--- Data rows ---

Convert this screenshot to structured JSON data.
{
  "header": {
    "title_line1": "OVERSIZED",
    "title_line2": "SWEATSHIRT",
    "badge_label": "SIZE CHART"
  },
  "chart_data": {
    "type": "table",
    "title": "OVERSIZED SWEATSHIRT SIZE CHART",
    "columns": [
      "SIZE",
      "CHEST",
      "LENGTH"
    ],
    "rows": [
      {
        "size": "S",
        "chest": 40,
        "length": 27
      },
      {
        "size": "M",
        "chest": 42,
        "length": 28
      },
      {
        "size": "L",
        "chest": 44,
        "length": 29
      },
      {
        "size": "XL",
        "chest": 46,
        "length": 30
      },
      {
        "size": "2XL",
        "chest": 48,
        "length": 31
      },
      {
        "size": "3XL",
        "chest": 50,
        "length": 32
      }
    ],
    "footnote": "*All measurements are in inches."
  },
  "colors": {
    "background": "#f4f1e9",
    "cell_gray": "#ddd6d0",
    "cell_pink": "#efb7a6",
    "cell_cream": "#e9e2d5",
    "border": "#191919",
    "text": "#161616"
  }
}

---

Read the entries and pick out all lines that include the word "SWEATSHIRT".

## Response for this exercise
    "title_line2": "SWEATSHIRT",
    "title": "OVERSIZED SWEATSHIRT SIZE CHART",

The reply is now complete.